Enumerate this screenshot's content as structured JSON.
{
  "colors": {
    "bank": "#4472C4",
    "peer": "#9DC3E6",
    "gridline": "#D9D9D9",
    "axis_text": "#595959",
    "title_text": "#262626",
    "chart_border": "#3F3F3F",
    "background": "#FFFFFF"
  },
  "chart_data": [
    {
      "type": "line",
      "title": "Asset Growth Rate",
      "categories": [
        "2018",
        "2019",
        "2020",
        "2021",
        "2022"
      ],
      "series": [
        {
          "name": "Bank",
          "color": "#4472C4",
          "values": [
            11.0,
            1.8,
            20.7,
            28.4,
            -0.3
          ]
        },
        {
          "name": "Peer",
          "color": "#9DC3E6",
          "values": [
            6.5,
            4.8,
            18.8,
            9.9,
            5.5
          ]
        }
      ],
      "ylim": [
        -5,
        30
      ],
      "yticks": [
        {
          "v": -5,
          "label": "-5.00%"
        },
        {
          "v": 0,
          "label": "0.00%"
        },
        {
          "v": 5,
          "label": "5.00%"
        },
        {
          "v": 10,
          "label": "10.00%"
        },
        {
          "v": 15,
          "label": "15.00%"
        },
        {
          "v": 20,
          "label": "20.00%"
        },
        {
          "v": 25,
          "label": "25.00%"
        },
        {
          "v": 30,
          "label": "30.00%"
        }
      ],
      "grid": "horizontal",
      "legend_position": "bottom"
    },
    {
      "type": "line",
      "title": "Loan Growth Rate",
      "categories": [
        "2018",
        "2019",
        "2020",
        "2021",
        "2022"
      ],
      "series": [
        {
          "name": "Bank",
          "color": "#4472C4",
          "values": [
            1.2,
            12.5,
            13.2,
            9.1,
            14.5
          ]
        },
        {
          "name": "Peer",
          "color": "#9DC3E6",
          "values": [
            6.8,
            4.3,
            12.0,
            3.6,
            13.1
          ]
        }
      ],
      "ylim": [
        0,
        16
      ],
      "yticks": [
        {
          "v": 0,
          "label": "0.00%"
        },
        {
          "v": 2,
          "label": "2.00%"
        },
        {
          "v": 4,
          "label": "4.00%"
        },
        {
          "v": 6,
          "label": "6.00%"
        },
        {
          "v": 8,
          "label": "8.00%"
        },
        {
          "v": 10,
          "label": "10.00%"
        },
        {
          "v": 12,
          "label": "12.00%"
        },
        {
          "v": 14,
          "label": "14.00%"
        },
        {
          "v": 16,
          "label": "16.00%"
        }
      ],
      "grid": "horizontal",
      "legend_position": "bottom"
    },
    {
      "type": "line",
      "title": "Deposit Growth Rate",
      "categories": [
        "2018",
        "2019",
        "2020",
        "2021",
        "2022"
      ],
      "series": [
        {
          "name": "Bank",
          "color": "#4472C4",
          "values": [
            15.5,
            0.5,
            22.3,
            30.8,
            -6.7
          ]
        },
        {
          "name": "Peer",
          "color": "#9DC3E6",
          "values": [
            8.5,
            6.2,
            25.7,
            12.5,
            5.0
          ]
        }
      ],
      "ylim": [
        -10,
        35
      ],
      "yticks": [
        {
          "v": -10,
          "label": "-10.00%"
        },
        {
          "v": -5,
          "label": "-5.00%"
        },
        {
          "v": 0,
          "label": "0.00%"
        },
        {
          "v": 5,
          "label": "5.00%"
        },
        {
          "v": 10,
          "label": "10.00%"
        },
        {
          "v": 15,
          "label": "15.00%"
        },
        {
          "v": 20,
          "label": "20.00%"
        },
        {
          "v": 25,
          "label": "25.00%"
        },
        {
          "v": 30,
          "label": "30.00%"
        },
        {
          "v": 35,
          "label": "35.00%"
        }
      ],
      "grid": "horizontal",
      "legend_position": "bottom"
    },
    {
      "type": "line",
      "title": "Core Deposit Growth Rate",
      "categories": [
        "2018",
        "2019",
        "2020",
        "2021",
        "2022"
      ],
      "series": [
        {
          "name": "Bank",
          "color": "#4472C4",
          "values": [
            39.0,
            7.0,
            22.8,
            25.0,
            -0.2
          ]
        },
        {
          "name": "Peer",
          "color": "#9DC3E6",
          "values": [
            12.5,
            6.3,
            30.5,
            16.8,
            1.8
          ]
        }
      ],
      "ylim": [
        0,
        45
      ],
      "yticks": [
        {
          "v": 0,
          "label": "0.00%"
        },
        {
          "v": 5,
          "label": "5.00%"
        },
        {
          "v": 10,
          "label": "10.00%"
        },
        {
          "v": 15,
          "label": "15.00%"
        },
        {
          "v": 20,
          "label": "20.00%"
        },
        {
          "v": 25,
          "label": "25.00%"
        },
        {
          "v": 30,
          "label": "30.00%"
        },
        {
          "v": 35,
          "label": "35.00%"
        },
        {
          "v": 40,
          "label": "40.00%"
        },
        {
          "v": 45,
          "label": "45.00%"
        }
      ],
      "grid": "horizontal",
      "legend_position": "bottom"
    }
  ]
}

(Short task): Wherever a line in the data above holds "Deposit", copy that line.

(Right answer):
      "title": "Deposit Growth Rate",
      "title": "Core Deposit Growth Rate",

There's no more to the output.